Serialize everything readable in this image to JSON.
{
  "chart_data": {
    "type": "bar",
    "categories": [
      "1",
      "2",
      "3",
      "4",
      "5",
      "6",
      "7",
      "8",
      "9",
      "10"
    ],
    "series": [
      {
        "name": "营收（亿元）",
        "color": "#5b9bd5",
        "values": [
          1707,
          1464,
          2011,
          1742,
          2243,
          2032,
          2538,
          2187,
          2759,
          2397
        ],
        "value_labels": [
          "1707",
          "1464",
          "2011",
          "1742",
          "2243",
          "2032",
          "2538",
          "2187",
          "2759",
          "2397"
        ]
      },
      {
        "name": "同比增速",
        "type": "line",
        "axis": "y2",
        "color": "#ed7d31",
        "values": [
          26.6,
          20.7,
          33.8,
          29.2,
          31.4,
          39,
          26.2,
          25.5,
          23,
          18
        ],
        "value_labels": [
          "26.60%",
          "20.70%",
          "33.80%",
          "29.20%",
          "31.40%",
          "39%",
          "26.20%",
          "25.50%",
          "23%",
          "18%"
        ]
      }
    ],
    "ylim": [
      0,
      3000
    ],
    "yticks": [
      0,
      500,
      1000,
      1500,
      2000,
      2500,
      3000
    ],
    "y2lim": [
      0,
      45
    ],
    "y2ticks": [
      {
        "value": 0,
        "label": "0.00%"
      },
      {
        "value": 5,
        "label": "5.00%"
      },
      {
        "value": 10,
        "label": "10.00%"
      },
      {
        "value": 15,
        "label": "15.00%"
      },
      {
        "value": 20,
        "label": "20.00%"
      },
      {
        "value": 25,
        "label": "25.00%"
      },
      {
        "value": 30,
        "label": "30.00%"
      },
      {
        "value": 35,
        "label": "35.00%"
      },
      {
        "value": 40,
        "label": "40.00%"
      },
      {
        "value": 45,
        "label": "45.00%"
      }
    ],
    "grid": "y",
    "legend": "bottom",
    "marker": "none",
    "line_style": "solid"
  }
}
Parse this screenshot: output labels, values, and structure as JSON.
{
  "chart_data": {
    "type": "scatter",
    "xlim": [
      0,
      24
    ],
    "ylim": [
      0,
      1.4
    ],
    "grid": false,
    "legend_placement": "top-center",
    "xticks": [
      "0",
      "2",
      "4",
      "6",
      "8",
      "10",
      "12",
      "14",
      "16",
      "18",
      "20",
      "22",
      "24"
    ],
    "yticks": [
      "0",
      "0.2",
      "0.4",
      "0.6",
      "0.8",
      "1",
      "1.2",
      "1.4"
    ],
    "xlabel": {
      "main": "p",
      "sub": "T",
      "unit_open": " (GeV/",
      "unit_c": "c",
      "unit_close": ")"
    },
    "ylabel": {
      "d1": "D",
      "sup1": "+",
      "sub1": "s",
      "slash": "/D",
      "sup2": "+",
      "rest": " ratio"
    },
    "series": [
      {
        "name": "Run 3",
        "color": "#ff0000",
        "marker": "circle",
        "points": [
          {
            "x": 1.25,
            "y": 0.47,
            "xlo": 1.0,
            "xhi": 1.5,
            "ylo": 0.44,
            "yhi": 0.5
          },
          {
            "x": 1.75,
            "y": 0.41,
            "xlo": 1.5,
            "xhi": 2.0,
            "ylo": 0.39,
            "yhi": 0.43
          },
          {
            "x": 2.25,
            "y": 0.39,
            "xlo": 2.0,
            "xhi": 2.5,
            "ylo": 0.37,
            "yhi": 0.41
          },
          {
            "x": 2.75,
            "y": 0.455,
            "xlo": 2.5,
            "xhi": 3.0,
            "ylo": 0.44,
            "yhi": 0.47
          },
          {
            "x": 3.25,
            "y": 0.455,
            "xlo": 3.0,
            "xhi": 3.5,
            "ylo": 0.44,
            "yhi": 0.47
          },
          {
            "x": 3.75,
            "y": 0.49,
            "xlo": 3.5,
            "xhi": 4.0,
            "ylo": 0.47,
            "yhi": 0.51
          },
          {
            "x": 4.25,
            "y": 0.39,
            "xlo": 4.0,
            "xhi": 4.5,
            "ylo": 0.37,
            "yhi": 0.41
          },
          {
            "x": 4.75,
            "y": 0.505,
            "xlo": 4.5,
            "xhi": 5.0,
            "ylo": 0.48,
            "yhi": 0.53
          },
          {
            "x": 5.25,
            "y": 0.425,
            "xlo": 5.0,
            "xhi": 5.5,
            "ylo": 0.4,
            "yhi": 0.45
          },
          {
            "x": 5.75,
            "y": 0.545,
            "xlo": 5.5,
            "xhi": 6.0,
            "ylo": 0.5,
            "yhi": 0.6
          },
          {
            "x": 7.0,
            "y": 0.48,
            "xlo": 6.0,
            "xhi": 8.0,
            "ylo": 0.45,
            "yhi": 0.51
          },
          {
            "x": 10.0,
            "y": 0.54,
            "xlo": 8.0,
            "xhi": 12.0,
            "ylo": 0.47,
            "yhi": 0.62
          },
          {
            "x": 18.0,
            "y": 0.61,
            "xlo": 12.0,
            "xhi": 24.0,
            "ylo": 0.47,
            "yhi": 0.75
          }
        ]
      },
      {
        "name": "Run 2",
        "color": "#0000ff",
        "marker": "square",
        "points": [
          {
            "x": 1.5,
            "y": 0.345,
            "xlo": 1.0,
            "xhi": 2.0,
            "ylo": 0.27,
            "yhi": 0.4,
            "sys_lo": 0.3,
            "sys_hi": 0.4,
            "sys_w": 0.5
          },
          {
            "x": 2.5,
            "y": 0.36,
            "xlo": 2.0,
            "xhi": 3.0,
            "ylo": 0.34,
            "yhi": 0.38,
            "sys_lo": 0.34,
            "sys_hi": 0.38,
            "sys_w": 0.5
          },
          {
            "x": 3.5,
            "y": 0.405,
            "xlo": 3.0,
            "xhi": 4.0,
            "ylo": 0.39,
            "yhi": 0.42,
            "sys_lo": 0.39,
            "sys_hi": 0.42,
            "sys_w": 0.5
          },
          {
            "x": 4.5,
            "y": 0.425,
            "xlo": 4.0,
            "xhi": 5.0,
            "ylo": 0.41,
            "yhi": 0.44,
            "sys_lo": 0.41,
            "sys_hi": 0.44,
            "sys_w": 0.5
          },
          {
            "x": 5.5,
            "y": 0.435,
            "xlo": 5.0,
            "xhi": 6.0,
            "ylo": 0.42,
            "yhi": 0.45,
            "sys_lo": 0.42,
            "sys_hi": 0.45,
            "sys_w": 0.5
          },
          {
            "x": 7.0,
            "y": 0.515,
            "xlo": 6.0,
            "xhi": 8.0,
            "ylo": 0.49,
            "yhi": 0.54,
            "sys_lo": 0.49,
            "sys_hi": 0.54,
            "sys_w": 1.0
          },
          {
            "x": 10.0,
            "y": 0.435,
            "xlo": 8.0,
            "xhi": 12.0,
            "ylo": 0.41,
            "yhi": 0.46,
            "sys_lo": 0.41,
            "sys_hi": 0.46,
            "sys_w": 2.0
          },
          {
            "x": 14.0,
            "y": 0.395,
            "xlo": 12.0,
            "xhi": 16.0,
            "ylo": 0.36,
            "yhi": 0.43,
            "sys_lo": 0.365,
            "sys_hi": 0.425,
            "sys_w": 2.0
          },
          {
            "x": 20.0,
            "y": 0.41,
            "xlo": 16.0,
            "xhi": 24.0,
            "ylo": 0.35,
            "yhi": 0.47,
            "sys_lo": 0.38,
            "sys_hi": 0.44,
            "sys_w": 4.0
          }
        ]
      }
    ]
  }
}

= = =

* Requirement: Each record above must be given again exactly.

* Right answer:
Serialize everything readable in this image to JSON.
{
  "chart_data": {
    "type": "bar",
    "categories": [
      "1",
      "2",
      "3",
      "4",
      "5",
      "6",
      "7",
      "8",
      "9",
      "10"
    ],
    "series": [
      {
        "name": "营收（亿元）",
        "color": "#5b9bd5",
        "values": [
          1707,
          1464,
          2011,
          1742,
          2243,
          2032,
          2538,
          2187,
          2759,
          2397
        ],
        "value_labels": [
          "1707",
          "1464",
          "2011",
          "1742",
          "2243",
          "2032",
          "2538",
          "2187",
          "2759",
          "2397"
        ]
      },
      {
        "name": "同比增速",
        "type": "line",
        "axis": "y2",
        "color": "#ed7d31",
        "values": [
          26.6,
          20.7,
          33.8,
          29.2,
          31.4,
          39,
          26.2,
          25.5,
          23,
          18
        ],
        "value_labels": [
          "26.60%",
          "20.70%",
          "33.80%",
          "29.20%",
          "31.40%",
          "39%",
          "26.20%",
          "25.50%",
          "23%",
          "18%"
        ]
      }
    ],
    "ylim": [
      0,
      3000
    ],
    "yticks": [
      0,
      500,
      1000,
      1500,
      2000,
      2500,
      3000
    ],
    "y2lim": [
      0,
      45
    ],
    "y2ticks": [
      {
        "value": 0,
        "label": "0.00%"
      },
      {
        "value": 5,
        "label": "5.00%"
      },
      {
        "value": 10,
        "label": "10.00%"
      },
      {
        "value": 15,
        "label": "15.00%"
      },
      {
        "value": 20,
        "label": "20.00%"
      },
      {
        "value": 25,
        "label": "25.00%"
      },
      {
        "value": 30,
        "label": "30.00%"
      },
      {
        "value": 35,
        "label": "35.00%"
      },
      {
        "value": 40,
        "label": "40.00%"
      },
      {
        "value": 45,
        "label": "45.00%"
      }
    ],
    "grid": "y",
    "legend": "bottom",
    "marker": "none",
    "line_style": "solid"
  }
}
Parse this screenshot: output labels, values, and structure as JSON.
{
  "chart_data": {
    "type": "scatter",
    "xlim": [
      0,
      24
    ],
    "ylim": [
      0,
      1.4
    ],
    "grid": false,
    "legend_placement": "top-center",
    "xticks": [
      "0",
      "2",
      "4",
      "6",
      "8",
      "10",
      "12",
      "14",
      "16",
      "18",
      "20",
      "22",
      "24"
    ],
    "yticks": [
      "0",
      "0.2",
      "0.4",
      "0.6",
      "0.8",
      "1",
      "1.2",
      "1.4"
    ],
    "xlabel": {
      "main": "p",
      "sub": "T",
      "unit_open": " (GeV/",
      "unit_c": "c",
      "unit_close": ")"
    },
    "ylabel": {
      "d1": "D",
      "sup1": "+",
      "sub1": "s",
      "slash": "/D",
      "sup2": "+",
      "rest": " ratio"
    },
    "series": [
      {
        "name": "Run 3",
        "color": "#ff0000",
        "marker": "circle",
        "points": [
          {
            "x": 1.25,
            "y": 0.47,
            "xlo": 1.0,
            "xhi": 1.5,
            "ylo": 0.44,
            "yhi": 0.5
          },
          {
            "x": 1.75,
            "y": 0.41,
            "xlo": 1.5,
            "xhi": 2.0,
            "ylo": 0.39,
            "yhi": 0.43
          },
          {
            "x": 2.25,
            "y": 0.39,
            "xlo": 2.0,
            "xhi": 2.5,
            "ylo": 0.37,
            "yhi": 0.41
          },
          {
            "x": 2.75,
            "y": 0.455,
            "xlo": 2.5,
            "xhi": 3.0,
            "ylo": 0.44,
            "yhi": 0.47
          },
          {
            "x": 3.25,
            "y": 0.455,
            "xlo": 3.0,
            "xhi": 3.5,
            "ylo": 0.44,
            "yhi": 0.47
          },
          {
            "x": 3.75,
            "y": 0.49,
            "xlo": 3.5,
            "xhi": 4.0,
            "ylo": 0.47,
            "yhi": 0.51
          },
          {
            "x": 4.25,
            "y": 0.39,
            "xlo": 4.0,
            "xhi": 4.5,
            "ylo": 0.37,
            "yhi": 0.41
          },
          {
            "x": 4.75,
            "y": 0.505,
            "xlo": 4.5,
            "xhi": 5.0,
            "ylo": 0.48,
            "yhi": 0.53
          },
          {
            "x": 5.25,
            "y": 0.425,
            "xlo": 5.0,
            "xhi": 5.5,
            "ylo": 0.4,
            "yhi": 0.45
          },
          {
            "x": 5.75,
            "y": 0.545,
            "xlo": 5.5,
            "xhi": 6.0,
            "ylo": 0.5,
            "yhi": 0.6
          },
          {
            "x": 7.0,
            "y": 0.48,
            "xlo": 6.0,
            "xhi": 8.0,
            "ylo": 0.45,
            "yhi": 0.51
          },
          {
            "x": 10.0,
            "y": 0.54,
            "xlo": 8.0,
            "xhi": 12.0,
            "ylo": 0.47,
            "yhi": 0.62
          },
          {
            "x": 18.0,
            "y": 0.61,
            "xlo": 12.0,
            "xhi": 24.0,
            "ylo": 0.47,
            "yhi": 0.75
          }
        ]
      },
      {
        "name": "Run 2",
        "color": "#0000ff",
        "marker": "square",
        "points": [
          {
            "x": 1.5,
            "y": 0.345,
            "xlo": 1.0,
            "xhi": 2.0,
            "ylo": 0.27,
            "yhi": 0.4,
            "sys_lo": 0.3,
            "sys_hi": 0.4,
            "sys_w": 0.5
          },
          {
            "x": 2.5,
            "y": 0.36,
            "xlo": 2.0,
            "xhi": 3.0,
            "ylo": 0.34,
            "yhi": 0.38,
            "sys_lo": 0.34,
            "sys_hi": 0.38,
            "sys_w": 0.5
          },
          {
            "x": 3.5,
            "y": 0.405,
            "xlo": 3.0,
            "xhi": 4.0,
            "ylo": 0.39,
            "yhi": 0.42,
            "sys_lo": 0.39,
            "sys_hi": 0.42,
            "sys_w": 0.5
          },
          {
            "x": 4.5,
            "y": 0.425,
            "xlo": 4.0,
            "xhi": 5.0,
            "ylo": 0.41,
            "yhi": 0.44,
            "sys_lo": 0.41,
            "sys_hi": 0.44,
            "sys_w": 0.5
          },
          {
            "x": 5.5,
            "y": 0.435,
            "xlo": 5.0,
            "xhi": 6.0,
            "ylo": 0.42,
            "yhi": 0.45,
            "sys_lo": 0.42,
            "sys_hi": 0.45,
            "sys_w": 0.5
          },
          {
            "x": 7.0,
            "y": 0.515,
            "xlo": 6.0,
            "xhi": 8.0,
            "ylo": 0.49,
            "yhi": 0.54,
            "sys_lo": 0.49,
            "sys_hi": 0.54,
            "sys_w": 1.0
          },
          {
            "x": 10.0,
            "y": 0.435,
            "xlo": 8.0,
            "xhi": 12.0,
            "ylo": 0.41,
            "yhi": 0.46,
            "sys_lo": 0.41,
            "sys_hi": 0.46,
            "sys_w": 2.0
          },
          {
            "x": 14.0,
            "y": 0.395,
            "xlo": 12.0,
            "xhi": 16.0,
            "ylo": 0.36,
            "yhi": 0.43,
            "sys_lo": 0.365,
            "sys_hi": 0.425,
            "sys_w": 2.0
          },
          {
            "x": 20.0,
            "y": 0.41,
            "xlo": 16.0,
            "xhi": 24.0,
            "ylo": 0.35,
            "yhi": 0.47,
            "sys_lo": 0.38,
            "sys_hi": 0.44,
            "sys_w": 4.0
          }
        ]
      }
    ]
  }
}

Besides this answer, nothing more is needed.